**Short task**
Give only the number of lines that contain the word "Wait".

═════ Raw data

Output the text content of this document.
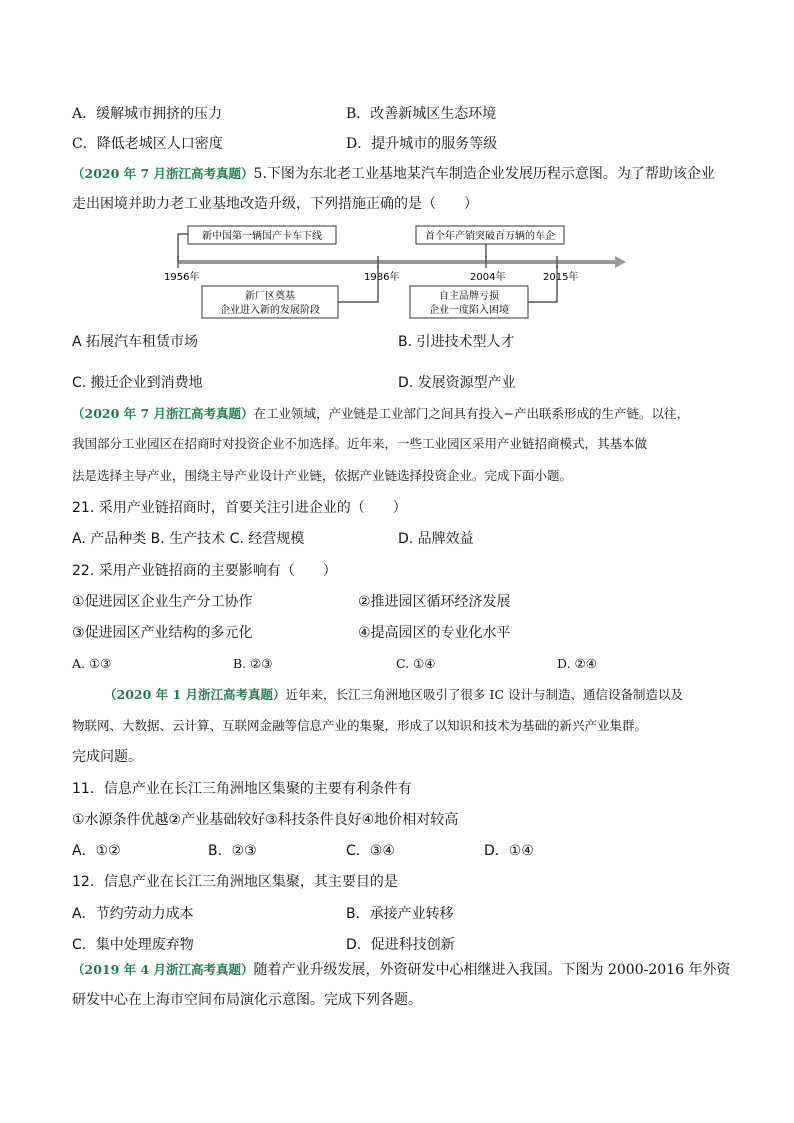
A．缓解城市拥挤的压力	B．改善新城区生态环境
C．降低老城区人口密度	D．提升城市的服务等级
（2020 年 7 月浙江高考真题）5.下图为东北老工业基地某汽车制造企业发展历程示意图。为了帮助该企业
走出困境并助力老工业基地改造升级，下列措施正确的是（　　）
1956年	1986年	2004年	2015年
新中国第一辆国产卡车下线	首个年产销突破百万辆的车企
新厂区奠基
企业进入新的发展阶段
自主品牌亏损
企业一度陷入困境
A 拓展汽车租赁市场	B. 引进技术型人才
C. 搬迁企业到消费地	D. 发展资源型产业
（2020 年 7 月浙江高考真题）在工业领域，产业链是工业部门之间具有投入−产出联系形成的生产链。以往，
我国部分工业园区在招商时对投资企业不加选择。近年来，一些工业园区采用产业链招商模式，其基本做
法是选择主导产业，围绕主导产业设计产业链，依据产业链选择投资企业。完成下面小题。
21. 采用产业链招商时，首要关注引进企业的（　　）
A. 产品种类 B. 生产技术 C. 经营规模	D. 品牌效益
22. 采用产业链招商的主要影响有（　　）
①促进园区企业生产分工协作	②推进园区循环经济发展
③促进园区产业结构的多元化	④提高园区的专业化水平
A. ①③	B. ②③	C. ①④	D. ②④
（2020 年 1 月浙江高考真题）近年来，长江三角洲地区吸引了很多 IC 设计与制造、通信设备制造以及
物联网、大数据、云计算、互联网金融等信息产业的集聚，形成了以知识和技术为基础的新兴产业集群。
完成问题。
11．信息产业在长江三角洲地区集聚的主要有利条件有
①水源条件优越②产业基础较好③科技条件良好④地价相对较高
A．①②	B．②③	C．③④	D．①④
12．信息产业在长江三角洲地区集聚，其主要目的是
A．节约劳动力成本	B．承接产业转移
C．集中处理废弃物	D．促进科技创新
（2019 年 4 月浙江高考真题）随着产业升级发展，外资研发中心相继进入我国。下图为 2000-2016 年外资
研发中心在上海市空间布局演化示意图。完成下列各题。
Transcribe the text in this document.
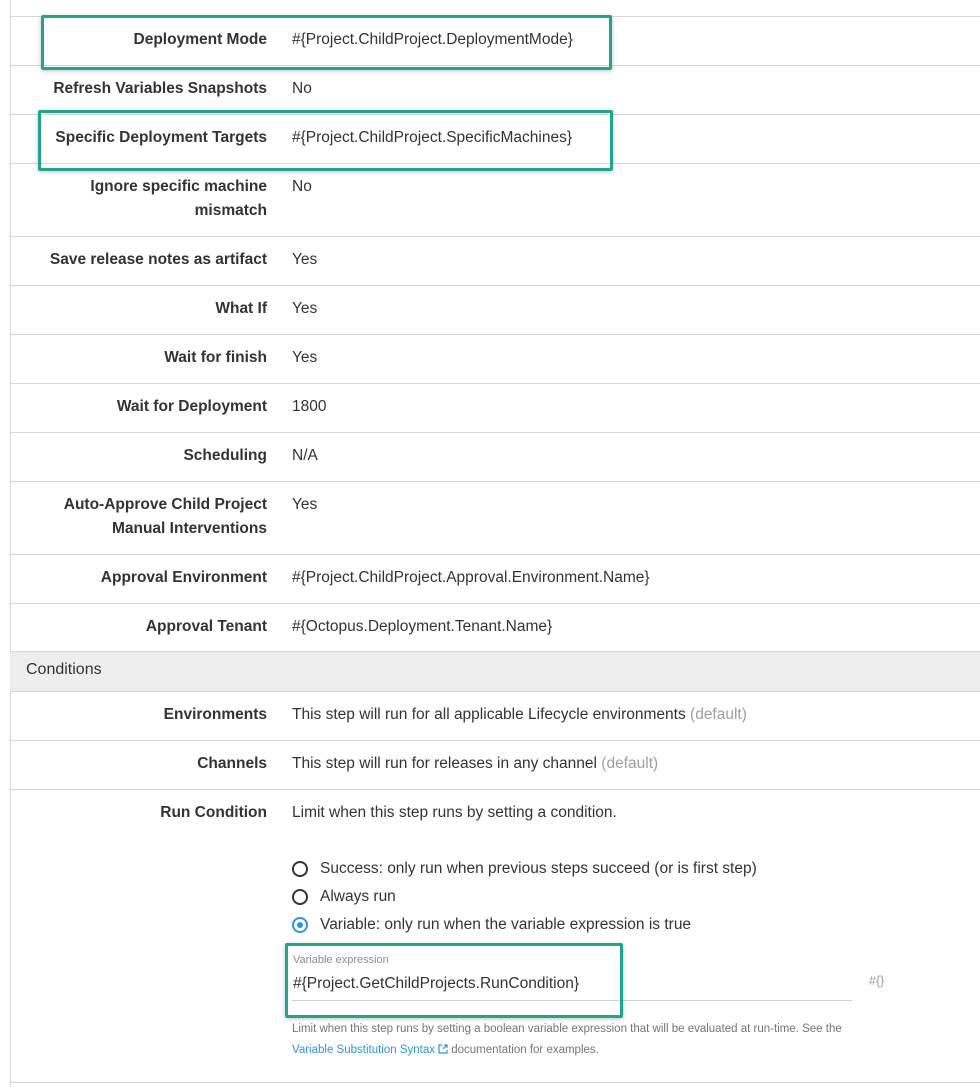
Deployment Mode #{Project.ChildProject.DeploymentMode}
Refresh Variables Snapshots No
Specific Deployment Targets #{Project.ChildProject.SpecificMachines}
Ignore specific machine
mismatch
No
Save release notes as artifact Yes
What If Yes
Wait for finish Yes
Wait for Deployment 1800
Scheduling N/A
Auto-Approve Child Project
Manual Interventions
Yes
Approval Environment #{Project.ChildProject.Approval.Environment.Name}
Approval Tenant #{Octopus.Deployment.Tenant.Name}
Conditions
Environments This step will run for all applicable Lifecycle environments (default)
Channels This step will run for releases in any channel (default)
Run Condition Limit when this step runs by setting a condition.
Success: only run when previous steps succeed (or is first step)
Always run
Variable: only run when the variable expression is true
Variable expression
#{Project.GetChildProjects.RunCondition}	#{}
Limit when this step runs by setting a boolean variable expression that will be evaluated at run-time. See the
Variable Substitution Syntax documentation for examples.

══════════
═════ Raw data

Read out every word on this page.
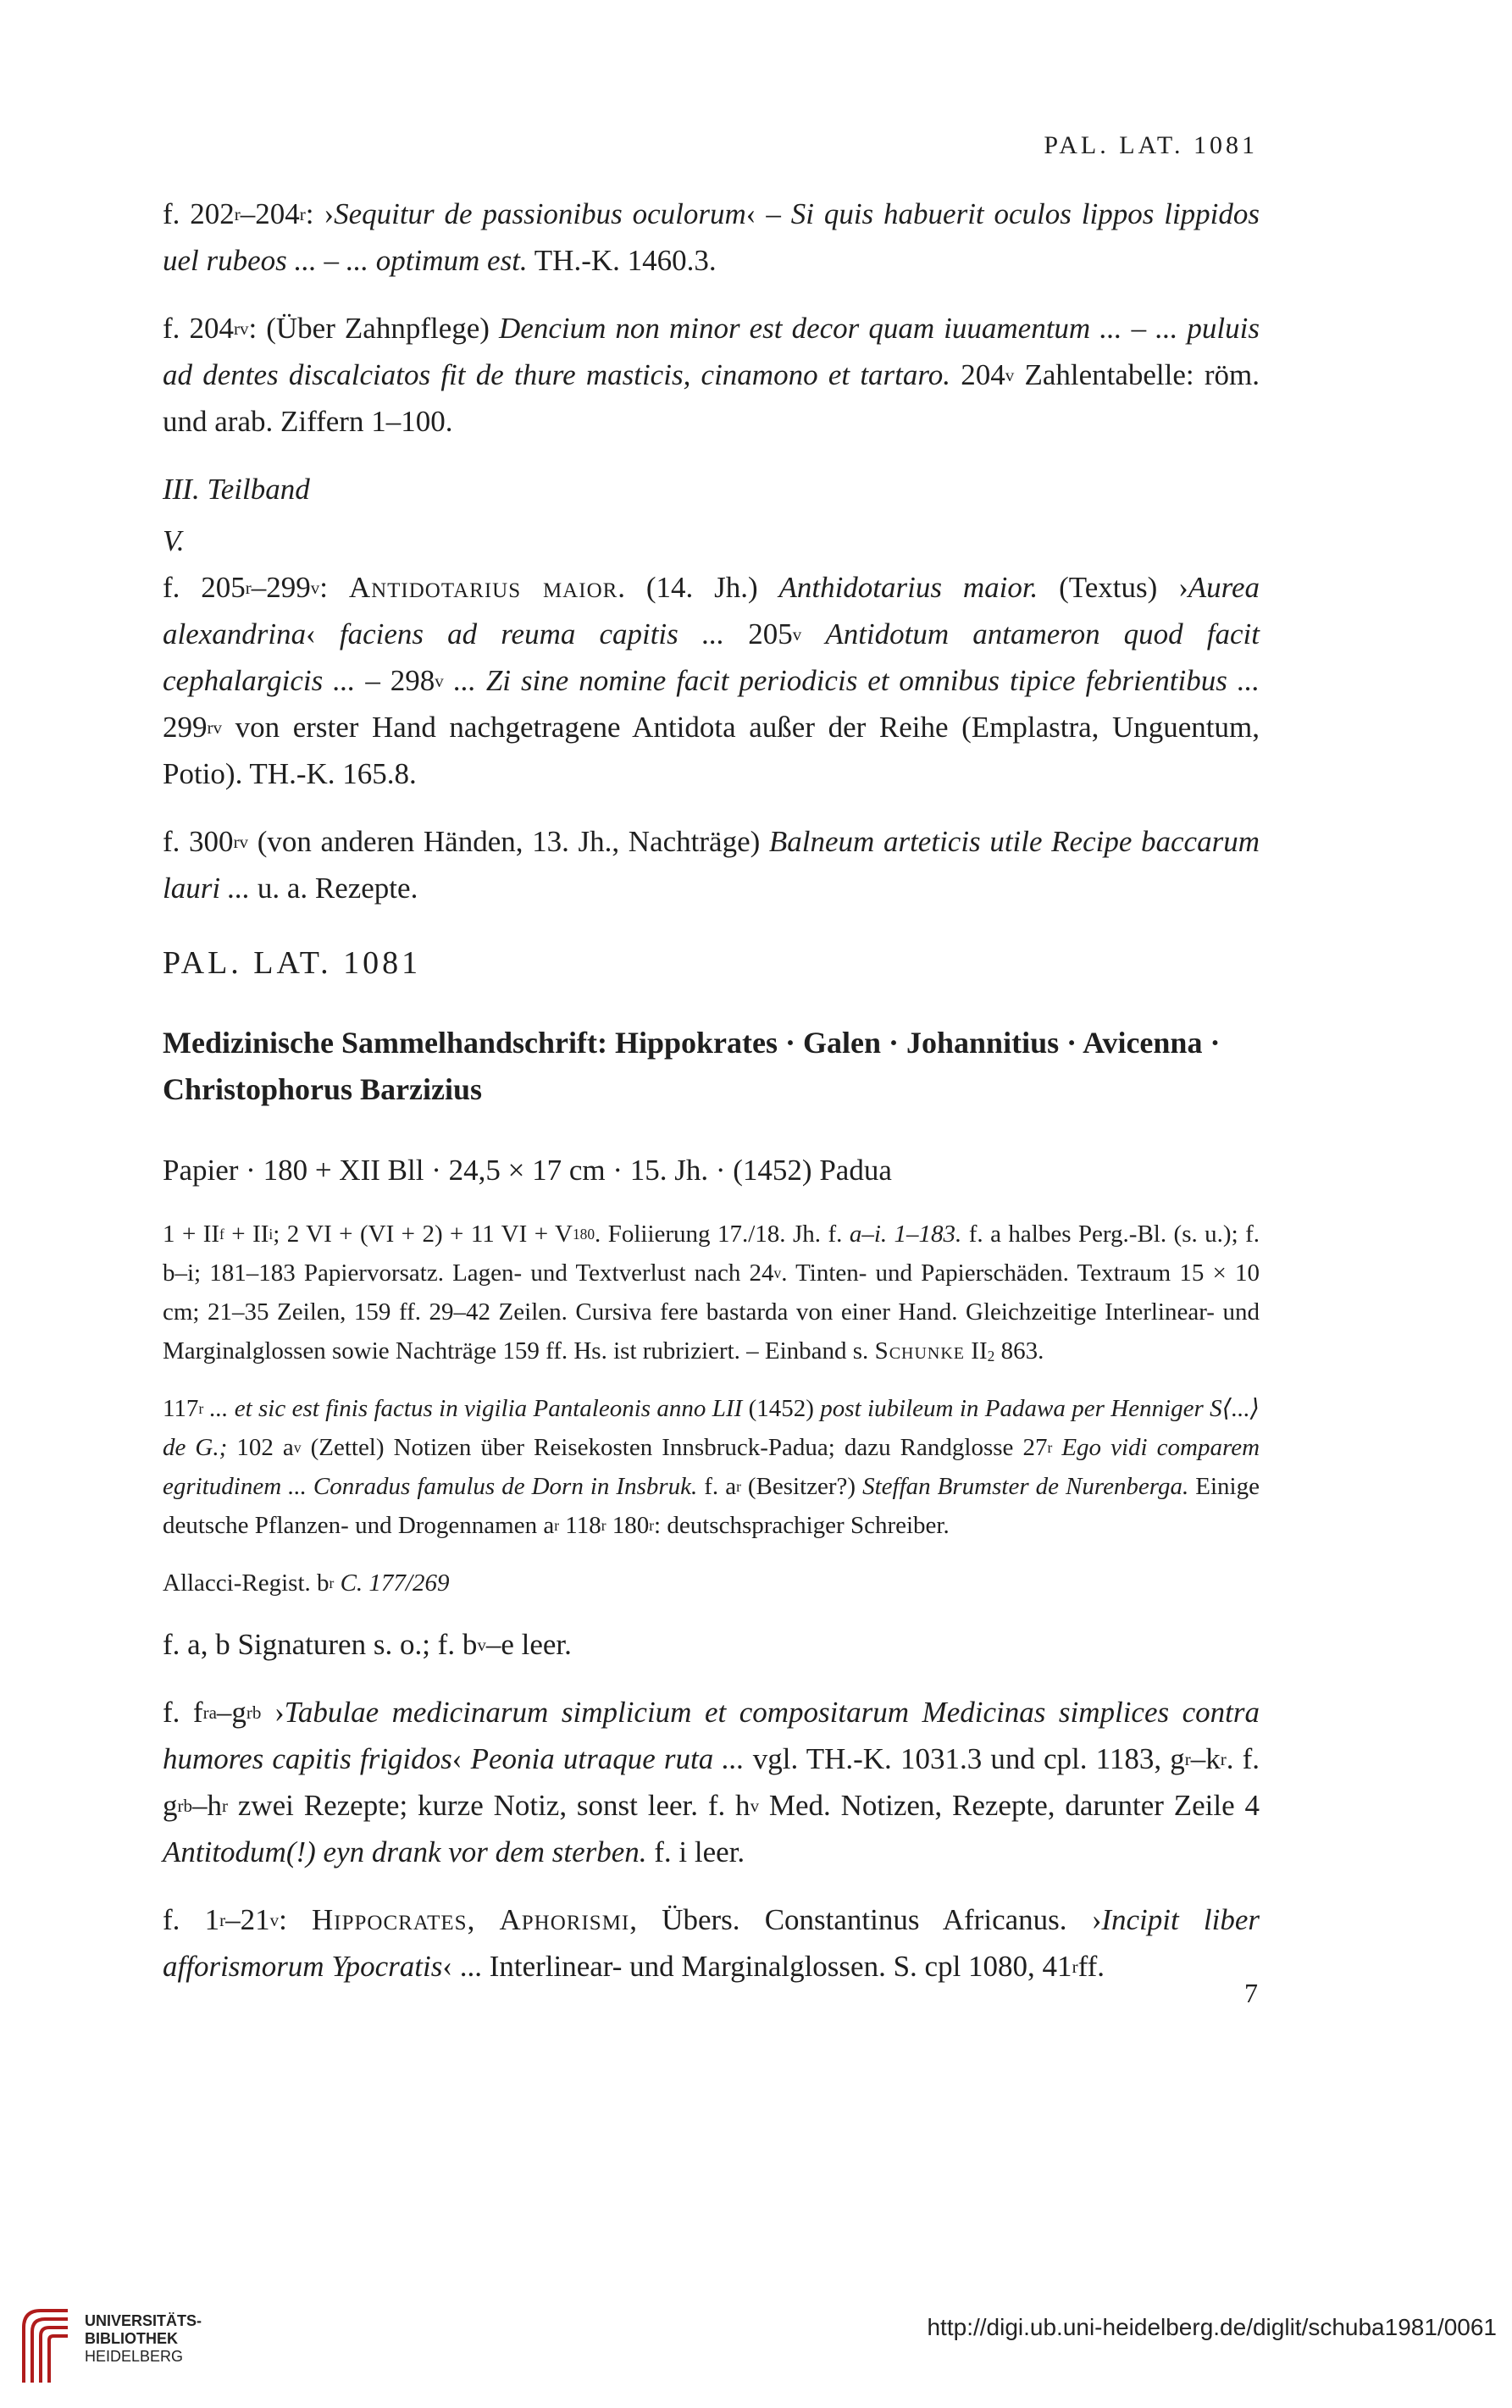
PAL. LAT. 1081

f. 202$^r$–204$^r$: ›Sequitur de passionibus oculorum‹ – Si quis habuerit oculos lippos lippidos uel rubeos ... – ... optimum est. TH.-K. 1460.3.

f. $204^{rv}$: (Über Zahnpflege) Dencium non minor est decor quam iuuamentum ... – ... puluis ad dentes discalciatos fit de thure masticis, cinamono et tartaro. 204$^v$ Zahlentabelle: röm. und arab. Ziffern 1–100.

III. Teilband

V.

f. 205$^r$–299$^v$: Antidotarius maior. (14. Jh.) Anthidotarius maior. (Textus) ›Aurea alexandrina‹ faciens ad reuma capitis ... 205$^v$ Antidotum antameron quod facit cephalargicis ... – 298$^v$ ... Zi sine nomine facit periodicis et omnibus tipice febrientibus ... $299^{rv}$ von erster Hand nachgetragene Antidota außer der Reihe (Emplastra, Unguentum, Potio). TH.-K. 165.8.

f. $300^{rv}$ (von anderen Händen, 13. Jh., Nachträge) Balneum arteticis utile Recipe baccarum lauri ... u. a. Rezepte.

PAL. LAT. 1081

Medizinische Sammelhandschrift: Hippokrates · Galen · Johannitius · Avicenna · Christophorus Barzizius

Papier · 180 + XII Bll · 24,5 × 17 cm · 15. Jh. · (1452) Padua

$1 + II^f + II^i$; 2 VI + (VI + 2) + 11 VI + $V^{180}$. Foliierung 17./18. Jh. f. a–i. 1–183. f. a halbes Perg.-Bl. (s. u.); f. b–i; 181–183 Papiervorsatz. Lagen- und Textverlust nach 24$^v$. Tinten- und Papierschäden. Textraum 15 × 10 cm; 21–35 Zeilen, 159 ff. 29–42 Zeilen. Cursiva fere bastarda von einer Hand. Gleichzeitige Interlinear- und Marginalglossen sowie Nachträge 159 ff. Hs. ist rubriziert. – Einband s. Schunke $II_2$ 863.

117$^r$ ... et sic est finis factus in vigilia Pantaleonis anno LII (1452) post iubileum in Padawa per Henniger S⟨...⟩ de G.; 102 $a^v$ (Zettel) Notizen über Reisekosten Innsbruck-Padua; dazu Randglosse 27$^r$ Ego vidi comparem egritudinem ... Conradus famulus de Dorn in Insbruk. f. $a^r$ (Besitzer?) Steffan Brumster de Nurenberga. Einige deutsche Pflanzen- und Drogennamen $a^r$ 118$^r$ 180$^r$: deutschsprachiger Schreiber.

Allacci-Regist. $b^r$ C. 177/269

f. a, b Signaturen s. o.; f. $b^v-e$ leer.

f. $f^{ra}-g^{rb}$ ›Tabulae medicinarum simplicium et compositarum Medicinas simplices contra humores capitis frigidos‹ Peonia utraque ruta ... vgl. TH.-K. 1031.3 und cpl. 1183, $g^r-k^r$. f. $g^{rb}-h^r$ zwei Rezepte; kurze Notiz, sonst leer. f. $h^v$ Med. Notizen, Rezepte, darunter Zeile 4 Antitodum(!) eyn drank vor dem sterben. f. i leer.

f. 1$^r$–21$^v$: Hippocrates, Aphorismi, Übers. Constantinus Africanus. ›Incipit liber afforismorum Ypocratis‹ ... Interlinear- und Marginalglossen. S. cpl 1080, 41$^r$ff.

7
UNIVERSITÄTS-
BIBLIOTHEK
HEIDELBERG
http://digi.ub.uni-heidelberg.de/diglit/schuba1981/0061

══════════

**Correct output**
2